* [WHAT THIS TASK INVOLVES] Carry on the court case summaries from the point where they stop.

155152, In re Hill, Minors

A family court terminated respondent mother's parental rights to her two minor children after she failed to adequately comply with a service plan. On appeal, she argued that the family court obtained jurisdiction over the children by a flawed adjudication process during which she was not advised of her rights or the consequences of her plea, as required by MCR 3.971(B)(3) and (4). The Court of Appeals acknowledged the error, but held that respondent could not mount a collateral challenge to jurisdiction after her parental rights were terminated, citing In re Hatcher, 443 Mich 426 (1993). The Supreme Court has directed oral argument on respondent's application for leave to appeal to address: (1) whether Hatcher correctly held that the collateral attack rule applied to bar respondent from challenging the family court's initial exercise of jurisdiction on appeal from an order terminating parental rights in that same proceeding; (2) if not, (a) by what standard should courts review a respondent's challenge to the initial adjudication, in light of a respondent's failure to appeal the first dispositional order appealable of right, see MCR 3.993(A)(1), and (b) what must a respondent do to preserve for appeal any alleged errors at the adjudication phase, see e.g., In re Hudson, 483 Mich 928 (2009); and (3) if Hatcher was correctly decided, whether due process concerns may override the collateral bar rule. See In re Sanders, 495 Mich 394 (2014); In re Wangler, 498 Mich 911 (2015).

153979, Marlette Auto Wash v Van Dyke SC Properties

In this property dispute between two adjacent businesses, customers of plaintiff Marlette Auto Wash used a shopping center parking lot to access the car wash. When defendant Van Dyke Properties purchased the shopping center, it asked plaintiff to contribute to parking lot maintenance and insurance. Plaintiff claimed it had a prescriptive easement created by the open, notorious, adverse, and continuous use of the parking lot property for at least fifteen years by the prior owners of the car wash, which allowed plaintiff's customers to continue using the shopping center parking lot for egress and ingress to the car wash. Plaintiff argued that its prescriptive easement claim was supported by the fact that the owner of Van Dyke Properties built the car wash and, at that time, began using the parking lot as an entrance. The circuit court granted plaintiff's prescriptive easement claim and denied defendant's counterclaim to quiet title and for damages. On appeal, the Court of Appeals issued an unpublished per curiam opinion that affirmed in part, reversed in part, and remanded for entry of a judgment in the defendant's favor. The Court of Appeals held that the circuit court erred in granting plaintiff a prescriptive easement because plaintiff failed to establish privity of estate between it and the car wash's prior owner. The Court of Appeals concluded that a prescriptive easement did not vest with plaintiff based on the continuous, open, notorious, and adverse use by a prior owner, even if that use was for at least fifteen years, because the prior owner did not take action to claim a prescriptive easement. The Supreme Court has granted leave to address whether open, notorious, adverse, and continuous use of property for at least fifteen years creates a prescriptive easement that is an easement appurtenant, without regard to whether the owner of the dominant estate took legal action to claim the easement. Afternoon Session - Approximately 1:00 p.m.

* [MATERIAL PROVIDED]
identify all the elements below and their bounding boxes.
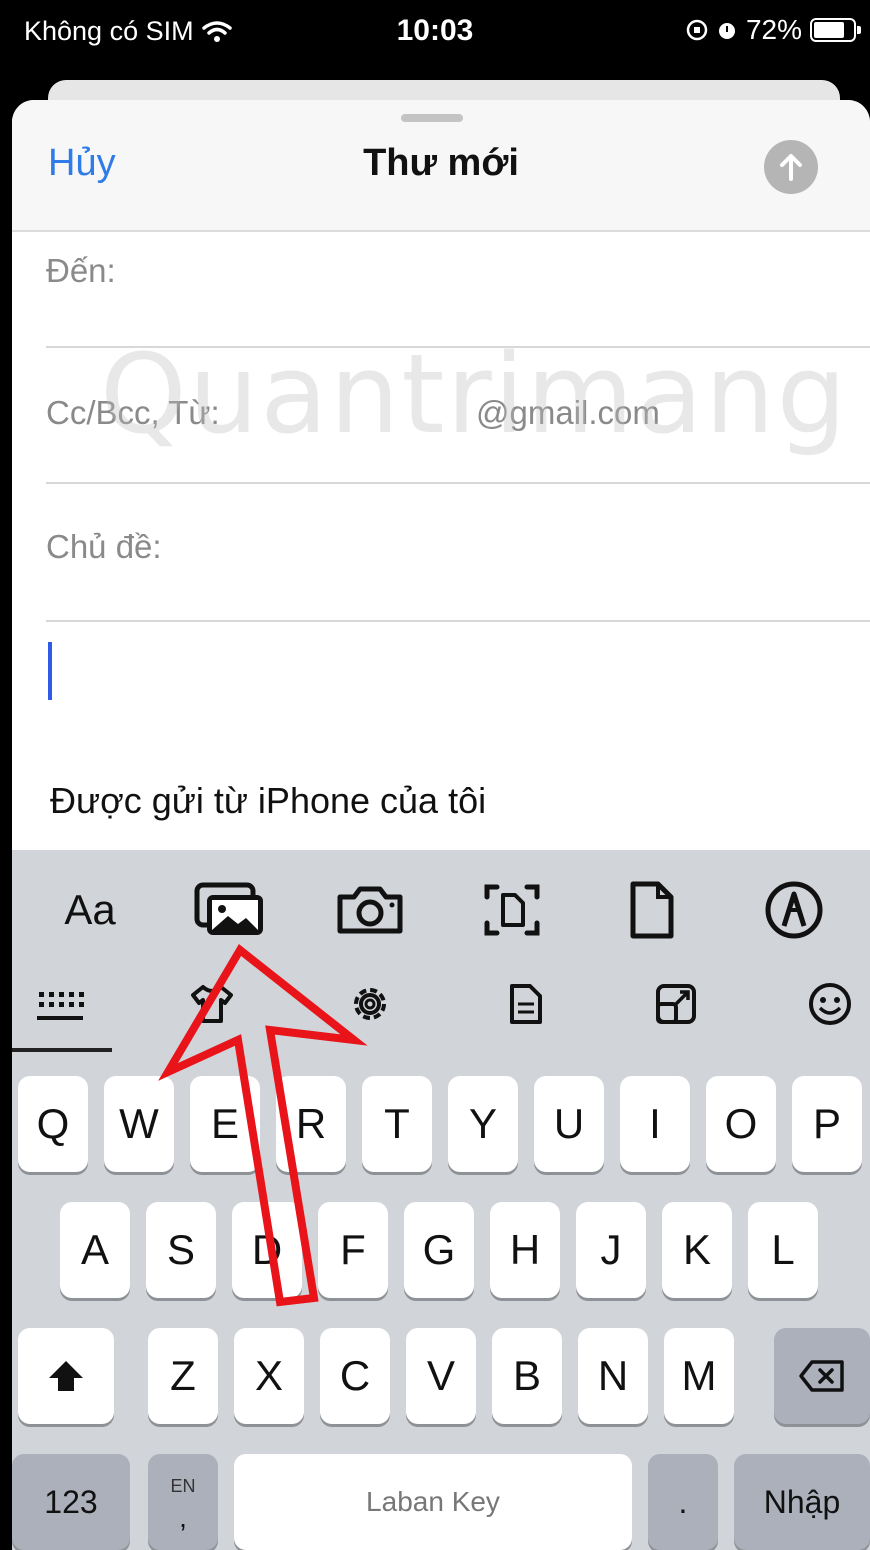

* [RESPONSE TO THIS TASK]
154117-9, AFT Michigan v State of Michigan

In response to a budget shortfall in the public school system, the Legislature enacted 2010 PA 75, which modified retirement benefits for public school employees. One statute, MCL 38.1343e, required all current public school employees to contribute 3percent of their salaries to a retirement system to assist in funding retiree healthcare benefits. Plaintiffs, a large group of public school employee unions, challenged the constitutionality of this act and the approximately $550 million in withheld wages. After the Court of Claims ruled that 2010 PA 75 was unconstitutional, the Court of Appeals affirmed in a split opinion, holding that MCL 38.1343e violated the Contract Clause, Takings Clause, and Due Process Clause. The Legislature then enacted 2012 PA 300 in an apparent effort to fix any constitutional infirmities with 2010 PA 75. Notably, MCL 38.1391a(5) enabled public school employees to opt out of retiree healthcare and avoid paying the 3percent retiree healthcare contribution. Also, MCL 39.1391a(8) established a retirement allowance that allowed employees who paid the contributions but subsequently failed to qualify for benefits to be reimbursed. The Court of Appeals upheld 2012 PA 300 against a constitutional challenge, and the Supreme Court affirmed. Thereafter, the Supreme Court vacated the Court of Appeals opinion interpreting 2010 PA 75 and remanded for that court to consider "what issues presented in these cases have been superseded by the enactment of 2012 PA 300 and this Court's decision upholding that Act, and it shall only address any outstanding issues the parties may raise regarding 2010 PA 75 that were not superseded or otherwise rendered moot by that enactment and decision." 498 Mich 851 (2015). On remand, the Court of Appeals held, in a split opinion, that 2010 PA 75 was unconstitutional and that 2012 PA 300 did not supersede or render those constitutional issues moot. The Supreme Court has granted leave to appeal to address the issue of the constitutionality of 2010 PA 75.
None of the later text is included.